◆ **The request**
Return a copy of every line in the records that includes the word "time".

Extracted records
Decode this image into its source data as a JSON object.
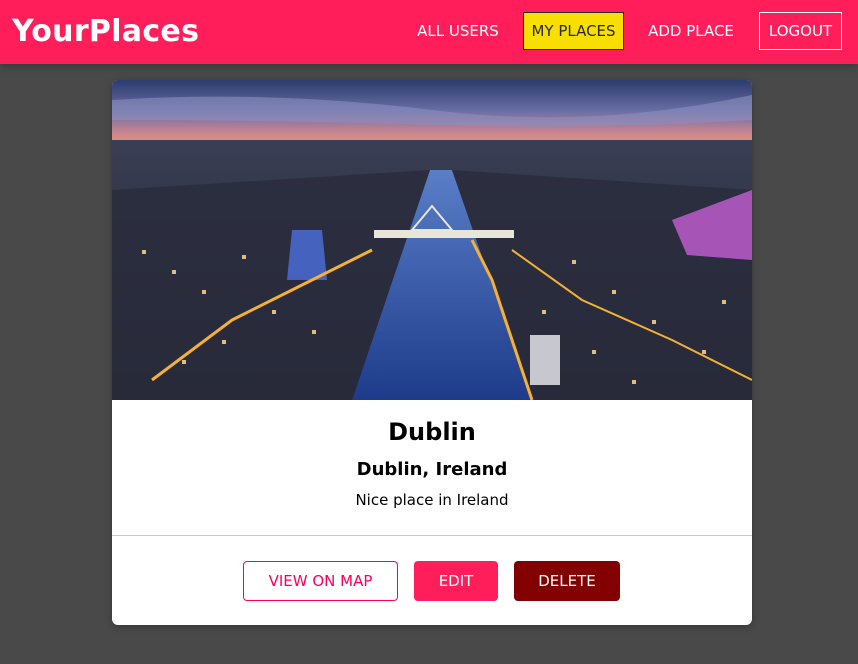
{
  "header": {
    "brand": "YourPlaces",
    "nav": [
      {
        "label": "ALL USERS"
      },
      {
        "label": "MY PLACES",
        "active": true
      },
      {
        "label": "ADD PLACE"
      },
      {
        "label": "LOGOUT"
      }
    ]
  },
  "place": {
    "title": "Dublin",
    "address": "Dublin, Ireland",
    "description": "Nice place in Ireland",
    "actions": {
      "view_on_map": "VIEW ON MAP",
      "edit": "EDIT",
      "delete": "DELETE"
    }
  },
  "colors": {
    "header_bg": "#ff1e5a",
    "active_nav_bg": "#f8df00",
    "page_bg": "#494949",
    "delete_bg": "#830000",
    "accent": "#ff0055"
  }
}
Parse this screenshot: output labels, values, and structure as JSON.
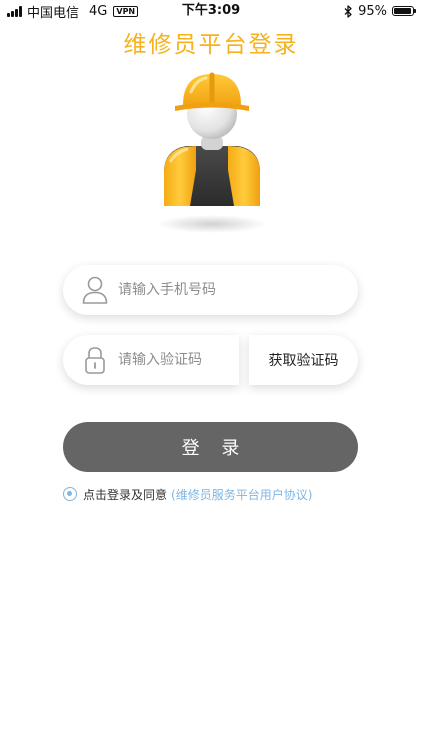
{
  "status_bar": {
    "carrier": "中国电信",
    "network": "4G",
    "vpn": "VPN",
    "time": "下午3:09",
    "battery_percent": "95%",
    "battery_level": 0.95
  },
  "title": "维修员平台登录",
  "mascot": {
    "icon": "worker-avatar-icon"
  },
  "phone": {
    "placeholder": "请输入手机号码",
    "value": "",
    "icon": "user-icon"
  },
  "code": {
    "placeholder": "请输入验证码",
    "value": "",
    "icon": "lock-icon",
    "button_label": "获取验证码"
  },
  "login_label": "登 录",
  "agreement": {
    "text": "点击登录及同意",
    "link": "(维修员服务平台用户协议)"
  },
  "colors": {
    "title": "#f7b21b",
    "login_button": "#656565",
    "link": "#7fb6e4"
  }
}
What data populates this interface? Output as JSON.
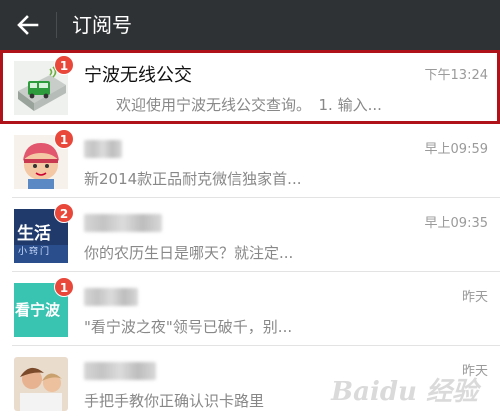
{
  "header": {
    "title": "订阅号",
    "back_icon": "arrow-left-icon",
    "background": "#2f3234"
  },
  "accent": {
    "badge": "#e8473a",
    "highlight_border": "#b0121a"
  },
  "subscriptions": [
    {
      "name": "宁波无线公交",
      "time": "下午13:24",
      "preview": "欢迎使用宁波无线公交查询。　1. 输入...",
      "badge": "1",
      "avatar_icon": "bus-icon",
      "highlighted": true
    },
    {
      "name": "",
      "time": "早上09:59",
      "preview": "新2014款正品耐克微信独家首...",
      "badge": "1",
      "avatar_icon": "cartoon-girl-avatar"
    },
    {
      "name": "",
      "time": "早上09:35",
      "preview": "你的农历生日是哪天？就注定...",
      "badge": "2",
      "avatar_icon": "life-logo-avatar",
      "avatar_text": "生活",
      "avatar_subtext": "小窍门"
    },
    {
      "name": "",
      "time": "昨天",
      "preview": "\"看宁波之夜\"领号已破千，别...",
      "badge": "1",
      "avatar_icon": "kan-ningbo-logo-avatar",
      "avatar_text": "看宁波"
    },
    {
      "name": "",
      "time": "昨天",
      "preview": "手把手教你正确认识卡路里",
      "badge": "",
      "avatar_icon": "photo-avatar"
    }
  ],
  "watermark": "Baidu 经验"
}
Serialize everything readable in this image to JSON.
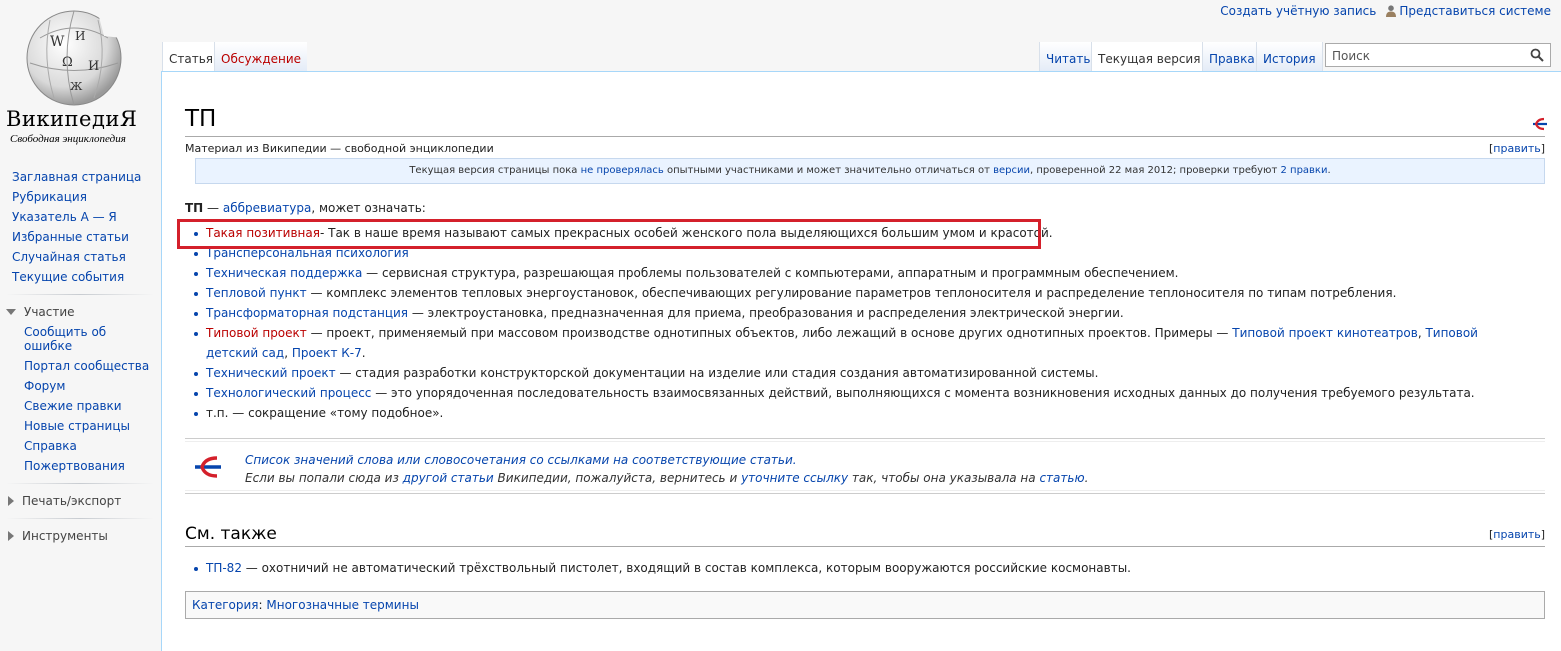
{
  "logo": {
    "title": "ВикипедиЯ",
    "tagline": "Свободная энциклопедия"
  },
  "personal": {
    "create_account": "Создать учётную запись",
    "login": "Представиться системе"
  },
  "sidebar": {
    "navigation": [
      "Заглавная страница",
      "Рубрикация",
      "Указатель А — Я",
      "Избранные статьи",
      "Случайная статья",
      "Текущие события"
    ],
    "participation": {
      "heading": "Участие",
      "items": [
        "Сообщить об ошибке",
        "Портал сообщества",
        "Форум",
        "Свежие правки",
        "Новые страницы",
        "Справка",
        "Пожертвования"
      ]
    },
    "print_export": "Печать/экспорт",
    "tools": "Инструменты"
  },
  "tabs": {
    "article": "Статья",
    "talk": "Обсуждение",
    "read": "Читать",
    "current_version": "Текущая версия",
    "edit": "Правка",
    "history": "История"
  },
  "search": {
    "placeholder": "Поиск",
    "value": ""
  },
  "page": {
    "title": "ТП",
    "site_sub": "Материал из Википедии — свободной энциклопедии",
    "edit_label": "править",
    "flagged": {
      "prefix": "Текущая версия страницы пока ",
      "link1": "не проверялась",
      "mid1": " опытными участниками и может значительно отличаться от ",
      "link2": "версии",
      "mid2": ", проверенной 22 мая 2012; проверки требуют ",
      "link3": "2 правки",
      "suffix": "."
    },
    "intro": {
      "bold": "ТП",
      "dash": " — ",
      "link": "аббревиатура",
      "rest": ", может означать:"
    },
    "meanings": [
      {
        "link": "Такая позитивная",
        "link_new": true,
        "text": "- Так в наше время называют самых прекрасных особей женского пола выделяющихся большим умом и красотой."
      },
      {
        "link": "Трансперсональная психология",
        "link_new": false,
        "text": ""
      },
      {
        "link": "Техническая поддержка",
        "link_new": false,
        "text": " — сервисная структура, разрешающая проблемы пользователей с компьютерами, аппаратным и программным обеспечением."
      },
      {
        "link": "Тепловой пункт",
        "link_new": false,
        "text": " — комплекс элементов тепловых энергоустановок, обеспечивающих регулирование параметров теплоносителя и распределение теплоносителя по типам потребления."
      },
      {
        "link": "Трансформаторная подстанция",
        "link_new": false,
        "text": " — электроустановка, предназначенная для приема, преобразования и распределения электрической энергии."
      },
      {
        "link": "Типовой проект",
        "link_new": true,
        "text": " — проект, применяемый при массовом производстве однотипных объектов, либо лежащий в основе других однотипных проектов. Примеры — ",
        "extra_links": [
          "Типовой проект кинотеатров",
          "Типовой детский сад",
          "Проект К-7"
        ],
        "extra_seps": [
          ", ",
          ", "
        ],
        "end": "."
      },
      {
        "link": "Технический проект",
        "link_new": false,
        "text": " — стадия разработки конструкторской документации на изделие или стадия создания автоматизированной системы."
      },
      {
        "link": "Технологический процесс",
        "link_new": false,
        "text": " — это упорядоченная последовательность взаимосвязанных действий, выполняющихся с момента возникновения исходных данных до получения требуемого результата."
      },
      {
        "link": "",
        "link_new": false,
        "text": "т.п. — сокращение «тому подобное»."
      }
    ],
    "disambig": {
      "line1": "Список значений слова или словосочетания со ссылками на соответствующие статьи.",
      "line2_a": "Если вы попали сюда из ",
      "line2_link1": "другой статьи",
      "line2_b": " Википедии, пожалуйста, вернитесь и ",
      "line2_link2": "уточните ссылку",
      "line2_c": " так, чтобы она указывала на ",
      "line2_link3": "статью",
      "line2_d": "."
    },
    "see_also": {
      "title": "См. также",
      "items": [
        {
          "link": "ТП-82",
          "text": " — охотничий не автоматический трёхствольный пистолет, входящий в состав комплекса, которым вооружаются российские космонавты."
        }
      ]
    },
    "categories": {
      "label": "Категория",
      "sep": ": ",
      "items": [
        "Многозначные термины"
      ]
    }
  },
  "colors": {
    "link": "#0645ad",
    "new_link": "#ba0000",
    "highlight": "#d4202b",
    "content_border": "#a7d7f9"
  }
}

◆ **Result for this task**
    "time": "下午3:09",
      "time": "下午13:24",
      "time": "早上09:59",
      "time": "早上09:35",
      "time": "昨天",
      "time": "昨天",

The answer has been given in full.